▶ _DOCUMENT SECTION_
⟨

Emperor Yingzong of Ming (; 29 November 1427 – 23 February 1464), personal name Zhu Qizhen (), was the sixth and eighth Emperor of the Ming dynasty. He ascended the throne as the Zhengtong Emperor () in 1435, but was forced to abdicate in 1449, in favour of his younger brother the Jingtai Emperor, after being captured by the Northern Yuan dynasty during the Tumu Crisis. In 1457, he deposed the Jingtai Emperor and ruled again as the Tianshun Emperor () until his death in 1464.

First reign
Zhu Qizhen was the son of the Xuande Emperor and his second wife Empress Sun. At the beginning of the Zhengtong reign, the Ming dynasty was prosperous and at the height of its power as a result of the Xuande Emperor's able administration. The Zhengtong Emperor's accession at the age of eight made him the first child emperor of the dynasty – hence the Zhengtong Emperor was easily influenced by others, especially the eunuch Wang Zhen. At first, Wang Zhen was kept under control by his father's mother, Grand Empress Dowager Zhang, the unofficial regent, who collaborated closely with three ministers, all with the surname Yang (hence the common name "Three Yangs"), thus the good administration continued. In 1442 though, Empress Zhang died, and the three Yangs also died or retired around that time. The emperor began to completely rely on Wang Zhen for advice and guidance.

⟩

▶ _SUPPLIED INFORMATION_

⟨

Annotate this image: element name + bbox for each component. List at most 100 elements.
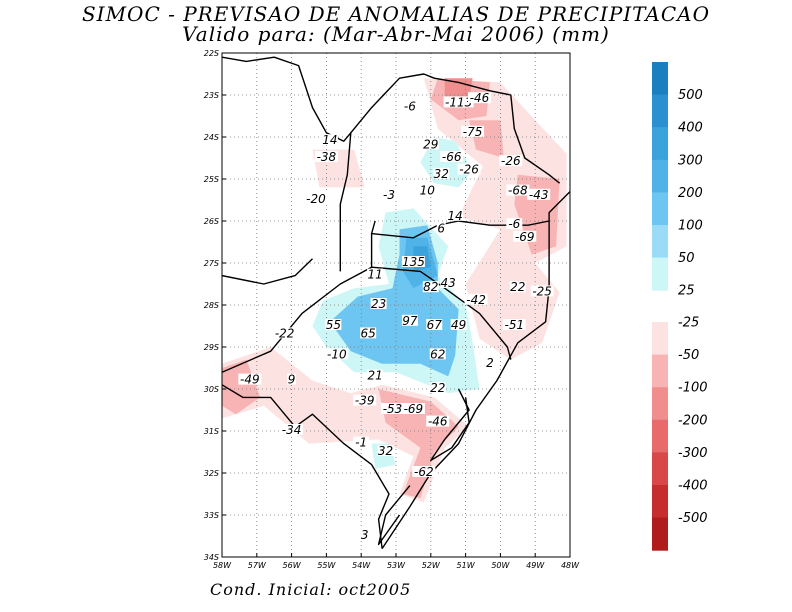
- lon-tick-label: 54W: [352, 561, 371, 570]
- shade-neg50d: [222, 359, 261, 415]
- colorbar-label: -500: [678, 511, 708, 526]
- colorbar-swatch-positive: [652, 94, 668, 128]
- lon-tick-label: 55W: [317, 561, 336, 570]
- colorbar-label: -300: [678, 446, 708, 461]
- value-label-text: 82: [423, 280, 438, 294]
- value-label-text: -66: [442, 150, 462, 164]
- value-label: -49: [238, 373, 262, 387]
- map-title-line-2: Valido para: (Mar-Abr-Mai 2006) (mm): [182, 22, 610, 46]
- border-ms_pr: [350, 73, 459, 134]
- value-label: -46: [468, 91, 492, 105]
- value-label-bg: [527, 188, 551, 200]
- political-borders: [222, 56, 570, 549]
- initial-condition-note: Cond. Inicial: oct2005: [210, 580, 412, 599]
- value-label-text: 14: [448, 209, 463, 223]
- value-label-bg: [450, 319, 467, 330]
- colorbar-label: 300: [678, 153, 703, 168]
- value-label-bg: [461, 125, 485, 137]
- value-label-bg: [506, 218, 523, 230]
- value-label-bg: [429, 348, 446, 360]
- value-label-bg: [485, 356, 495, 368]
- value-label: -43: [527, 188, 551, 202]
- value-label: 49: [450, 318, 467, 332]
- colorbar-swatch-negative: [652, 322, 668, 356]
- value-label-bg: [468, 92, 492, 104]
- colorbar-swatch-negative: [652, 485, 668, 519]
- lat-tick-label: 22S: [204, 49, 219, 58]
- value-label-text: -113: [445, 95, 472, 109]
- colorbar-swatch-positive: [652, 159, 668, 193]
- value-label-text: -69: [404, 402, 424, 416]
- value-label: -51: [502, 318, 526, 332]
- value-label-text: 22: [430, 381, 445, 395]
- value-label-text: -46: [470, 91, 490, 105]
- value-label-text: 9: [288, 373, 296, 387]
- lat-tick-label: 34S: [204, 553, 219, 562]
- value-label-text: 32: [378, 444, 393, 458]
- lon-tick-label: 49W: [526, 561, 545, 570]
- colorbar-label: 50: [678, 251, 695, 266]
- value-label-bg: [314, 151, 338, 162]
- colorbar-swatch-positive: [652, 257, 668, 291]
- value-label-text: -43: [529, 188, 549, 202]
- value-label-text: 22: [510, 280, 525, 294]
- lat-tick-label: 27S: [204, 259, 219, 268]
- lon-tick-label: 58W: [213, 561, 232, 570]
- value-label-bg: [273, 327, 297, 339]
- lon-tick-label: 51W: [457, 561, 476, 570]
- value-label-text: -10: [327, 347, 347, 361]
- value-label-bg: [377, 445, 394, 456]
- value-label: 10: [419, 184, 436, 198]
- value-label-bg: [422, 138, 439, 150]
- border-coast: [381, 191, 570, 549]
- value-label-bg: [433, 167, 450, 179]
- value-label: 23: [370, 297, 387, 311]
- border-argentina: [222, 384, 390, 549]
- colorbar-label: 400: [678, 121, 703, 136]
- value-label-text: 14: [322, 133, 337, 147]
- value-label-bg: [304, 193, 328, 204]
- value-label-text: -49: [240, 373, 260, 387]
- value-label-bg: [426, 319, 443, 330]
- value-label-text: 10: [420, 184, 436, 198]
- colorbar-label: 500: [678, 88, 703, 103]
- value-label: 29: [422, 137, 439, 151]
- value-label-bg: [401, 403, 425, 414]
- value-label: 55: [325, 318, 342, 332]
- value-label-bg: [440, 277, 457, 288]
- value-label-bg: [412, 466, 436, 477]
- value-label-text: 55: [326, 318, 341, 332]
- value-label-bg: [238, 373, 262, 385]
- colorbar-swatch-negative: [652, 387, 668, 421]
- lat-tick-label: 24S: [204, 133, 219, 142]
- value-label-text: 29: [423, 137, 438, 151]
- shade-neg25c: [222, 347, 470, 503]
- colorbar-label: -200: [678, 413, 708, 428]
- value-label: 62: [429, 347, 446, 361]
- value-label-bg: [429, 382, 446, 393]
- value-label: 22: [429, 381, 446, 395]
- colorbar: 500 400 300 200 100 50 25 -25 -50 -100 -200 -300 -40…: [652, 62, 708, 551]
- colorbar-swatch-positive: [652, 192, 668, 226]
- value-label: -6: [401, 100, 418, 114]
- value-label: 14: [321, 133, 338, 147]
- value-label-bg: [502, 319, 526, 330]
- value-label: 32: [433, 167, 450, 181]
- value-label-text: -3: [383, 188, 395, 202]
- value-label-text: -46: [428, 415, 448, 429]
- border-paraguay: [222, 56, 352, 272]
- value-label-text: -22: [275, 326, 295, 340]
- value-label-bg: [353, 394, 377, 406]
- value-label-text: -34: [282, 423, 302, 437]
- lat-tick-label: 28S: [204, 301, 219, 310]
- value-label: 82: [422, 280, 439, 294]
- value-label-text: 32: [434, 167, 449, 181]
- value-label: -68: [506, 184, 530, 198]
- value-label: -75: [461, 125, 485, 139]
- lon-tick-label: 56W: [283, 561, 302, 570]
- value-label-bg: [506, 184, 530, 196]
- value-label-text: -69: [515, 230, 535, 244]
- value-label-bg: [360, 529, 370, 540]
- value-label-text: -6: [508, 217, 520, 231]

⟩

▶ _SET EXERCISE_
Please write out the Emperor Yingzong text from "First reign" to "advice and guidance." word for word. The lines are separate material, unrelated to the Emperor Yingzong text.

▶ _ANSWER TO THE EXERCISE_
First reign
Zhu Qizhen was the son of the Xuande Emperor and his second wife Empress Sun. At the beginning of the Zhengtong reign, the Ming dynasty was prosperous and at the height of its power as a result of the Xuande Emperor's able administration. The Zhengtong Emperor's accession at the age of eight made him the first child emperor of the dynasty – hence the Zhengtong Emperor was easily influenced by others, especially the eunuch Wang Zhen. At first, Wang Zhen was kept under control by his father's mother, Grand Empress Dowager Zhang, the unofficial regent, who collaborated closely with three ministers, all with the surname Yang (hence the common name "Three Yangs"), thus the good administration continued. In 1442 though, Empress Zhang died, and the three Yangs also died or retired around that time. The emperor began to completely rely on Wang Zhen for advice and guidance.